TO DO: How many lines of the data hold the word "ἔχει"? State the number and nothing else.

DATASET:

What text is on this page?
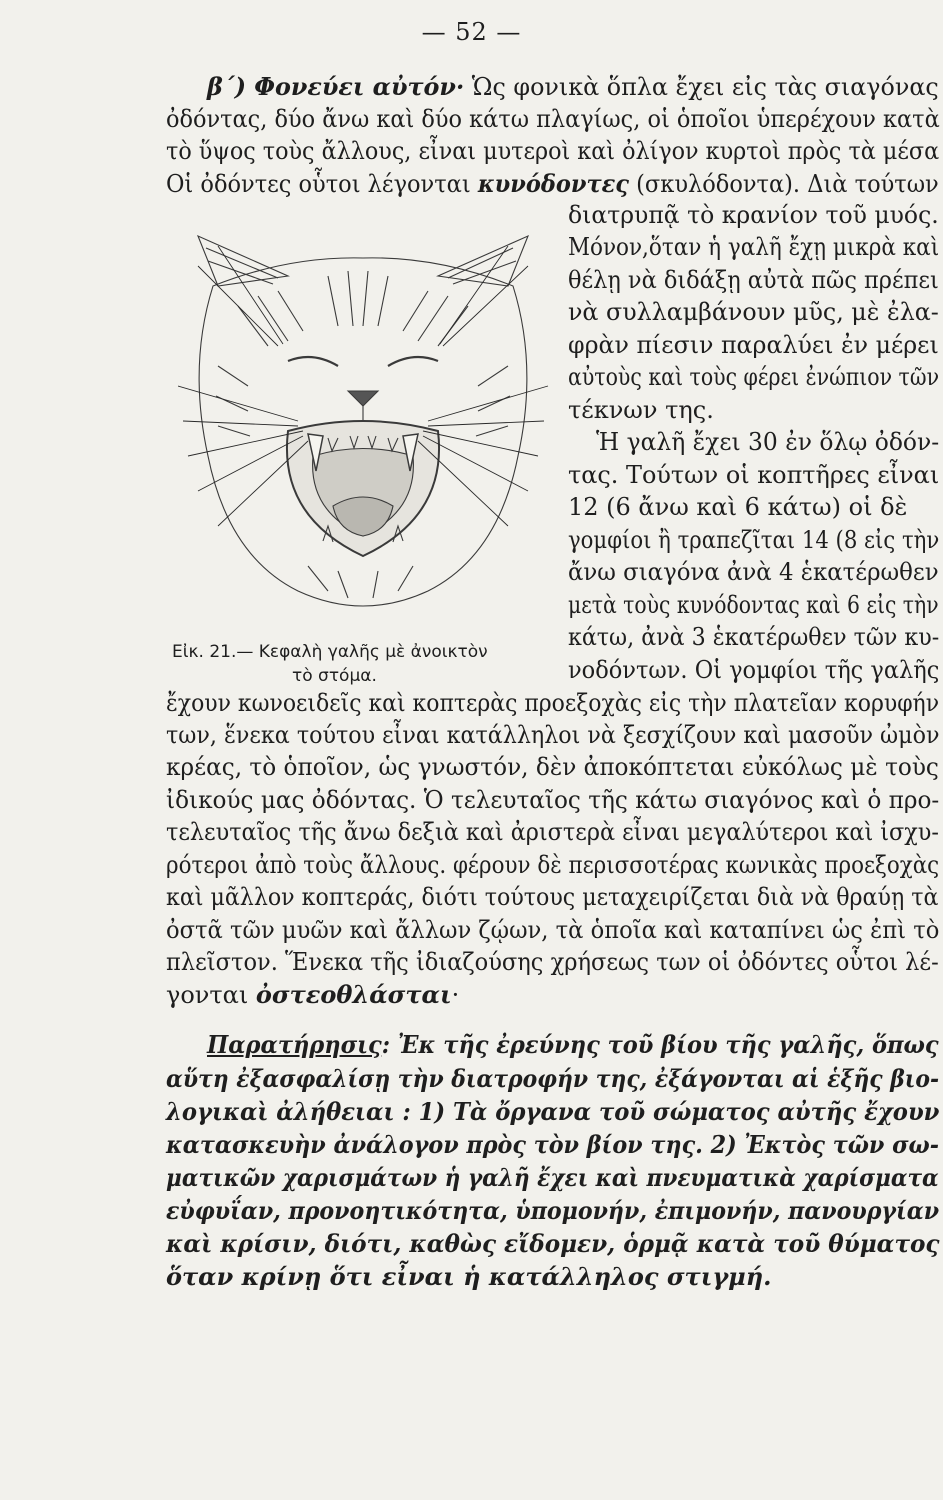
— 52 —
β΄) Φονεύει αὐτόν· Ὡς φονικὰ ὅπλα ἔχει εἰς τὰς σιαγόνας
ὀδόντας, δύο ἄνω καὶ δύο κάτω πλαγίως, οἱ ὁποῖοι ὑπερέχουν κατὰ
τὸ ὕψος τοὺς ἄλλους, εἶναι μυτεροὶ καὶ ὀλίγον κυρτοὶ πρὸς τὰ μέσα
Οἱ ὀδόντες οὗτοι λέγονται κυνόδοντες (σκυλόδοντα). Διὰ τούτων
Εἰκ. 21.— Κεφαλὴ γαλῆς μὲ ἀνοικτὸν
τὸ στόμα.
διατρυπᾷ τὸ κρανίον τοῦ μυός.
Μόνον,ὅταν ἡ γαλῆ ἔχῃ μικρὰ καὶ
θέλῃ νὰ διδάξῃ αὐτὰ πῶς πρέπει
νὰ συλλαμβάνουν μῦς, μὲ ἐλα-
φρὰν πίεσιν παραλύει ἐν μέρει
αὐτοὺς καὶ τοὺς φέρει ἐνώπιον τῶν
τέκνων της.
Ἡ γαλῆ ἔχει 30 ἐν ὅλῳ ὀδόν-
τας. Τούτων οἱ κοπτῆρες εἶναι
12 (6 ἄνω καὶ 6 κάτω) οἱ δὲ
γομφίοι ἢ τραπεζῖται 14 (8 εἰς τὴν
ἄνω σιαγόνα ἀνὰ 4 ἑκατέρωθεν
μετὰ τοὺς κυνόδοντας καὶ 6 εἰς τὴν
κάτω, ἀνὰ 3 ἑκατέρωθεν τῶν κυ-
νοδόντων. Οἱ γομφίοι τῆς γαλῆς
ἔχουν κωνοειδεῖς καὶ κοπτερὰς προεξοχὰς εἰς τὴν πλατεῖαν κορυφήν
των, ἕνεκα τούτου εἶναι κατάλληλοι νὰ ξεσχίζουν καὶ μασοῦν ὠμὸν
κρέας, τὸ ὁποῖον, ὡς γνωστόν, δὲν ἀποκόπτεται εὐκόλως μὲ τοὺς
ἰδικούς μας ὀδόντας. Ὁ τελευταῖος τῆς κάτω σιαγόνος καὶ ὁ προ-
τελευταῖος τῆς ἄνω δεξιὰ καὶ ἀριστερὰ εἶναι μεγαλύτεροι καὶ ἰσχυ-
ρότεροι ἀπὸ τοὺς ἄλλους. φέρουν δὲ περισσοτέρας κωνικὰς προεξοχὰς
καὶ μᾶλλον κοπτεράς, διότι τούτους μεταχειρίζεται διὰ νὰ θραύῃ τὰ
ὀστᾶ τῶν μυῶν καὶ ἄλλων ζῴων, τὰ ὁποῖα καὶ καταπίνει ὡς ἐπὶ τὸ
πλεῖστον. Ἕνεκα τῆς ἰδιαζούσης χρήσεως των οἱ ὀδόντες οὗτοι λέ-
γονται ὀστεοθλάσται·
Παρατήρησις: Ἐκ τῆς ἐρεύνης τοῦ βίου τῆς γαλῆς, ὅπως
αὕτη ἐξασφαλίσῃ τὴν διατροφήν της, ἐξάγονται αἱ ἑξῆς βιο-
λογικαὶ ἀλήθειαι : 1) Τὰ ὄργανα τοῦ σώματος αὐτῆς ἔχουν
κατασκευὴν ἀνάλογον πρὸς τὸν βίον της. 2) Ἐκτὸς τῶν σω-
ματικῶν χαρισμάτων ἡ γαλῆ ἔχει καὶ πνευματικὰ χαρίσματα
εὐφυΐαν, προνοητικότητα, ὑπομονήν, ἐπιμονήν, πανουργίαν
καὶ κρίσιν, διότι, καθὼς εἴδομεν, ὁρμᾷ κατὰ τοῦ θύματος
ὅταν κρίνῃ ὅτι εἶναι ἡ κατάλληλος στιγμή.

TASK OUTPUT: 3